§ **Written problem**
Reproduce the passage on lead-acid batteries word for word, in full.

§ **Passage shown**
___

A battery is created when two different metals such as Lead Dioxide (Pb O2), the positive plates, and Sponger lead (Pb), the negative plates, are immersed in Sulfuric Acid (H2SO4), the electrolyte. A typical lead-acid battery produces approximately 2.1 volts per
cell. The chemical action between the metals and the electrolyte creates the electrical energy, that flows from the battery as soon as there is a load, such a light bulb, between the positive and negative terminals.
The electrical current flows as charged portions of acid (ions) between the battery plates and as electrons through the external circuit. The action of the lead-acid storage battery is determined by chemicals used, temperature, and load.
Normally a battery "ages" as the active positive plate material sheds (or flakes off) due to the expansion and contraction that occurs during the
discharge and recharge cycles, the positive grid metal corrodes in the electrolyte,
or the negative grid shrinks. Deep discharges, heat, vibration, over charging, or non-use accelerate this "aging" process. Sediment or "mud" builds up in the bottom of the case and the can short the
cell out. Another major cause of premature battery failure is sulfation. When batteries are stored discharged or stored fully charged for over three months without being recharged, the plates slow
discharge and become coated with hard and dense layer of
lead sulfate. Over time, the battery can not be recharged.

___

§ **Record set**
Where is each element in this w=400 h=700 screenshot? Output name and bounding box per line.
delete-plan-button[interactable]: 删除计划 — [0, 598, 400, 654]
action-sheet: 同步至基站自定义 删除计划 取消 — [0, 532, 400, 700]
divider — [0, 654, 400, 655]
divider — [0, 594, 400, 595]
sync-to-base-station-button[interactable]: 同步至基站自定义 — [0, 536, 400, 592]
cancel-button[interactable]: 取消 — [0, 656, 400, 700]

___

§ **Task result**
A battery is created when two different metals such as Lead Dioxide (Pb O2), the positive plates, and Sponger lead (Pb), the negative plates, are immersed in Sulfuric Acid (H2SO4), the electrolyte. A typical lead-acid battery produces approximately 2.1 volts per
cell. The chemical action between the metals and the electrolyte creates the electrical energy, that flows from the battery as soon as there is a load, such a light bulb, between the positive and negative terminals.
The electrical current flows as charged portions of acid (ions) between the battery plates and as electrons through the external circuit. The action of the lead-acid storage battery is determined by chemicals used, temperature, and load.
Normally a battery "ages" as the active positive plate material sheds (or flakes off) due to the expansion and contraction that occurs during the
discharge and recharge cycles, the positive grid metal corrodes in the electrolyte,
or the negative grid shrinks. Deep discharges, heat, vibration, over charging, or non-use accelerate this "aging" process. Sediment or "mud" builds up in the bottom of the case and the can short the
cell out. Another major cause of premature battery failure is sulfation. When batteries are stored discharged or stored fully charged for over three months without being recharged, the plates slow
discharge and become coated with hard and dense layer of
lead sulfate. Over time, the battery can not be recharged.